■ Given exercise ■
Repeat the whole listing below, word for word.

■ Supplied material ■
◆ ◆ ◆ ◆
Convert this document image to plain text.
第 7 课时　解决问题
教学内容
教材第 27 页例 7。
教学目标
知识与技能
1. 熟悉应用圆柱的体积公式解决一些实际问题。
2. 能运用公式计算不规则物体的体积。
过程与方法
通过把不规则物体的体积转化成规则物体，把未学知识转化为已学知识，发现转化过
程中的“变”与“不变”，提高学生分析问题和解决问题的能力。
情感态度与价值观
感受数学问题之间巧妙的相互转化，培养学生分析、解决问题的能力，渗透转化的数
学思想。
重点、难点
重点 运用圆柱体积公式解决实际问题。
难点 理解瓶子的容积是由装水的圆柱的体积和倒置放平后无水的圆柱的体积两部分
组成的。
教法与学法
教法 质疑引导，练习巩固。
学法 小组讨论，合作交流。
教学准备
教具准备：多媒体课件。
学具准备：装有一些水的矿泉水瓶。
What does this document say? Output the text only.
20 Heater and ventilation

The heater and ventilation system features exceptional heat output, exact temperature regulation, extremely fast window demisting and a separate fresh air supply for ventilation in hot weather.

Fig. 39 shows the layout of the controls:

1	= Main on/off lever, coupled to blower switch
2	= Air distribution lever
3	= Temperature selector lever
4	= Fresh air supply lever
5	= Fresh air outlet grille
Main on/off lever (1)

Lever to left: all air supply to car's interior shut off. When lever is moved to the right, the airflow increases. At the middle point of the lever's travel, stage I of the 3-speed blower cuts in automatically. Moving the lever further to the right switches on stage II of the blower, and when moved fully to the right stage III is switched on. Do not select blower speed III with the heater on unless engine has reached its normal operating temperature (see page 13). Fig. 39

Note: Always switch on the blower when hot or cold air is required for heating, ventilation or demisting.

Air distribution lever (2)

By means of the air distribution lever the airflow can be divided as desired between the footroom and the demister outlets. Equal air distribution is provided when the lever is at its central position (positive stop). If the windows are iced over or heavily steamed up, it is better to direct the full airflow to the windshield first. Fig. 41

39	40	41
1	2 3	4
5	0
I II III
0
◆ ◆ ◆ ◆
■ Written answer ■
Convert this document image to plain text.
第 7 课时　解决问题
教学内容
教材第 27 页例 7。
教学目标
知识与技能
1. 熟悉应用圆柱的体积公式解决一些实际问题。
2. 能运用公式计算不规则物体的体积。
过程与方法
通过把不规则物体的体积转化成规则物体，把未学知识转化为已学知识，发现转化过
程中的“变”与“不变”，提高学生分析问题和解决问题的能力。
情感态度与价值观
感受数学问题之间巧妙的相互转化，培养学生分析、解决问题的能力，渗透转化的数
学思想。
重点、难点
重点 运用圆柱体积公式解决实际问题。
难点 理解瓶子的容积是由装水的圆柱的体积和倒置放平后无水的圆柱的体积两部分
组成的。
教法与学法
教法 质疑引导，练习巩固。
学法 小组讨论，合作交流。
教学准备
教具准备：多媒体课件。
学具准备：装有一些水的矿泉水瓶。
What does this document say? Output the text only.
20 Heater and ventilation

The heater and ventilation system features exceptional heat output, exact temperature regulation, extremely fast window demisting and a separate fresh air supply for ventilation in hot weather.

Fig. 39 shows the layout of the controls:

1	= Main on/off lever, coupled to blower switch
2	= Air distribution lever
3	= Temperature selector lever
4	= Fresh air supply lever
5	= Fresh air outlet grille
Main on/off lever (1)

Lever to left: all air supply to car's interior shut off. When lever is moved to the right, the airflow increases. At the middle point of the lever's travel, stage I of the 3-speed blower cuts in automatically. Moving the lever further to the right switches on stage II of the blower, and when moved fully to the right stage III is switched on. Do not select blower speed III with the heater on unless engine has reached its normal operating temperature (see page 13). Fig. 39

Note: Always switch on the blower when hot or cold air is required for heating, ventilation or demisting.

Air distribution lever (2)

By means of the air distribution lever the airflow can be divided as desired between the footroom and the demister outlets. Equal air distribution is provided when the lever is at its central position (positive stop). If the windows are iced over or heavily steamed up, it is better to direct the full airflow to the windshield first. Fig. 41

39	40	41
1	2 3	4
5	0
I II III
0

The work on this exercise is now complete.